Your task → Omit the pictures, then write out every entry exactly as it reads.

Available data →
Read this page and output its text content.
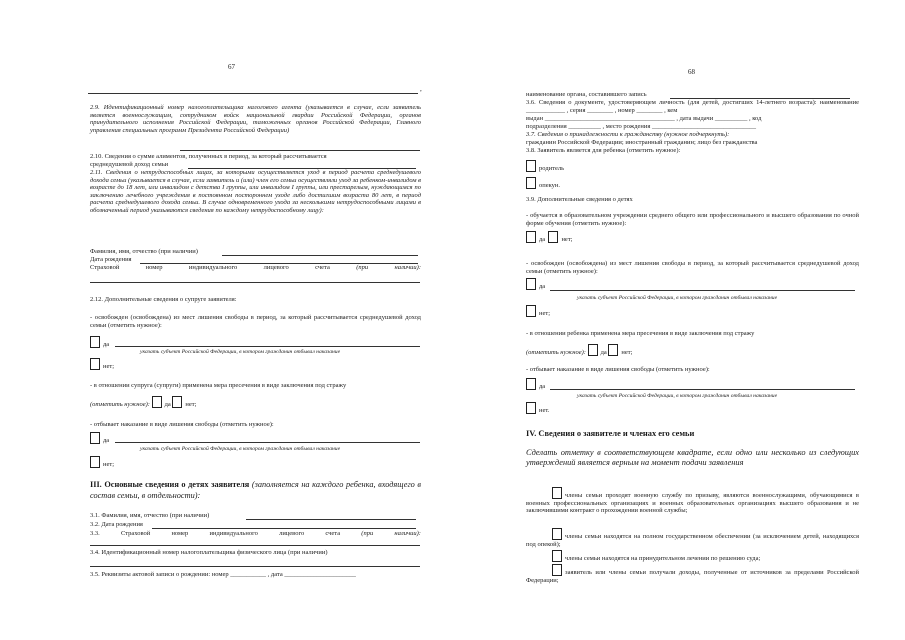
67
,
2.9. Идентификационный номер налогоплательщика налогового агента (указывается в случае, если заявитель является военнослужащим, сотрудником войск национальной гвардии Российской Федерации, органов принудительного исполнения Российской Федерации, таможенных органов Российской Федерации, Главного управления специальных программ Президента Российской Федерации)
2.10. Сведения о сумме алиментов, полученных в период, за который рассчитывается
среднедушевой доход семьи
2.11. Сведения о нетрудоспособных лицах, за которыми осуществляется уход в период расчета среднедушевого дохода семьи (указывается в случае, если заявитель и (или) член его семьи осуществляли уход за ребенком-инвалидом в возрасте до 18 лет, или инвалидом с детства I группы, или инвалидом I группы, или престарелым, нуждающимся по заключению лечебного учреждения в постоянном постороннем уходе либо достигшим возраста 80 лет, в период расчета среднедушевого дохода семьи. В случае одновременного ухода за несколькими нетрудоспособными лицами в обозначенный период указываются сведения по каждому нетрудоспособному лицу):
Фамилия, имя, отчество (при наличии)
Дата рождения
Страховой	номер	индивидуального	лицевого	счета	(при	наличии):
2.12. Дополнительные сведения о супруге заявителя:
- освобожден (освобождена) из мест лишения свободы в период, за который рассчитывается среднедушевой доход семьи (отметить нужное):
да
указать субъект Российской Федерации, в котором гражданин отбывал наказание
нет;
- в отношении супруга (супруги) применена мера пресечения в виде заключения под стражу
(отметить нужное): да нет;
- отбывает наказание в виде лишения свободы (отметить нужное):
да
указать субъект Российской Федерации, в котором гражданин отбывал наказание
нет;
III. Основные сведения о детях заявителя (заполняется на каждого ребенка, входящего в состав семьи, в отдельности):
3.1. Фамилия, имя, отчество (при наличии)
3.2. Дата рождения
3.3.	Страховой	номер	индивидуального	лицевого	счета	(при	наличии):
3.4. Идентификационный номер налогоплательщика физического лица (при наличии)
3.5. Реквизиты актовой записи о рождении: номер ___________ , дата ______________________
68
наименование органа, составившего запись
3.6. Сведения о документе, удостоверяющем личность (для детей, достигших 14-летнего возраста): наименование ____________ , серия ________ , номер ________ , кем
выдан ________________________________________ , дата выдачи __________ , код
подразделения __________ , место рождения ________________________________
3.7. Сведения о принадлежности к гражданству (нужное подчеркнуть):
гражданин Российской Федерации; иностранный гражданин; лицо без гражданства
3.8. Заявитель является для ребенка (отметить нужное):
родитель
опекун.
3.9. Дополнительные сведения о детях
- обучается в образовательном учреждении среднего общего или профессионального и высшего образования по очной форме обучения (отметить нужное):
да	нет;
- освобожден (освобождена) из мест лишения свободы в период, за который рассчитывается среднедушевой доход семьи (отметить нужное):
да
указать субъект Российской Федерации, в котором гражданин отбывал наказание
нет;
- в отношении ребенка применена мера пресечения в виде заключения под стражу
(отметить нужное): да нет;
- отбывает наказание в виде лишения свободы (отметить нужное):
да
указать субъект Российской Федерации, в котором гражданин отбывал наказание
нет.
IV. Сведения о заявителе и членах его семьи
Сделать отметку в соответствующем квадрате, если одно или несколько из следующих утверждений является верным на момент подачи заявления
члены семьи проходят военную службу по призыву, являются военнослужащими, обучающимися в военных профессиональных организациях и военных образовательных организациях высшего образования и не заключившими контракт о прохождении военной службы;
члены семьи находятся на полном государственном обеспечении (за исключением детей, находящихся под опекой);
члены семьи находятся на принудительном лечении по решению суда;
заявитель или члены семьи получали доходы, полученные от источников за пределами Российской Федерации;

Answer for this exercise →
Read this page and output its text content.
67
,
2.9. Идентификационный номер налогоплательщика налогового агента (указывается в случае, если заявитель является военнослужащим, сотрудником войск национальной гвардии Российской Федерации, органов принудительного исполнения Российской Федерации, таможенных органов Российской Федерации, Главного управления специальных программ Президента Российской Федерации)
2.10. Сведения о сумме алиментов, полученных в период, за который рассчитывается
среднедушевой доход семьи
2.11. Сведения о нетрудоспособных лицах, за которыми осуществляется уход в период расчета среднедушевого дохода семьи (указывается в случае, если заявитель и (или) член его семьи осуществляли уход за ребенком-инвалидом в возрасте до 18 лет, или инвалидом с детства I группы, или инвалидом I группы, или престарелым, нуждающимся по заключению лечебного учреждения в постоянном постороннем уходе либо достигшим возраста 80 лет, в период расчета среднедушевого дохода семьи. В случае одновременного ухода за несколькими нетрудоспособными лицами в обозначенный период указываются сведения по каждому нетрудоспособному лицу):
Фамилия, имя, отчество (при наличии)
Дата рождения
Страховой	номер	индивидуального	лицевого	счета	(при	наличии):
2.12. Дополнительные сведения о супруге заявителя:
- освобожден (освобождена) из мест лишения свободы в период, за который рассчитывается среднедушевой доход семьи (отметить нужное):
да
указать субъект Российской Федерации, в котором гражданин отбывал наказание
нет;
- в отношении супруга (супруги) применена мера пресечения в виде заключения под стражу
(отметить нужное): да нет;
- отбывает наказание в виде лишения свободы (отметить нужное):
да
указать субъект Российской Федерации, в котором гражданин отбывал наказание
нет;
III. Основные сведения о детях заявителя (заполняется на каждого ребенка, входящего в состав семьи, в отдельности):
3.1. Фамилия, имя, отчество (при наличии)
3.2. Дата рождения
3.3.	Страховой	номер	индивидуального	лицевого	счета	(при	наличии):
3.4. Идентификационный номер налогоплательщика физического лица (при наличии)
3.5. Реквизиты актовой записи о рождении: номер ___________ , дата ______________________
68
наименование органа, составившего запись
3.6. Сведения о документе, удостоверяющем личность (для детей, достигших 14-летнего возраста): наименование ____________ , серия ________ , номер ________ , кем
выдан ________________________________________ , дата выдачи __________ , код
подразделения __________ , место рождения ________________________________
3.7. Сведения о принадлежности к гражданству (нужное подчеркнуть):
гражданин Российской Федерации; иностранный гражданин; лицо без гражданства
3.8. Заявитель является для ребенка (отметить нужное):
родитель
опекун.
3.9. Дополнительные сведения о детях
- обучается в образовательном учреждении среднего общего или профессионального и высшего образования по очной форме обучения (отметить нужное):
да	нет;
- освобожден (освобождена) из мест лишения свободы в период, за который рассчитывается среднедушевой доход семьи (отметить нужное):
да
указать субъект Российской Федерации, в котором гражданин отбывал наказание
нет;
- в отношении ребенка применена мера пресечения в виде заключения под стражу
(отметить нужное): да нет;
- отбывает наказание в виде лишения свободы (отметить нужное):
да
указать субъект Российской Федерации, в котором гражданин отбывал наказание
нет.
IV. Сведения о заявителе и членах его семьи
Сделать отметку в соответствующем квадрате, если одно или несколько из следующих утверждений является верным на момент подачи заявления
члены семьи проходят военную службу по призыву, являются военнослужащими, обучающимися в военных профессиональных организациях и военных образовательных организациях высшего образования и не заключившими контракт о прохождении военной службы;
члены семьи находятся на полном государственном обеспечении (за исключением детей, находящихся под опекой);
члены семьи находятся на принудительном лечении по решению суда;
заявитель или члены семьи получали доходы, полученные от источников за пределами Российской Федерации;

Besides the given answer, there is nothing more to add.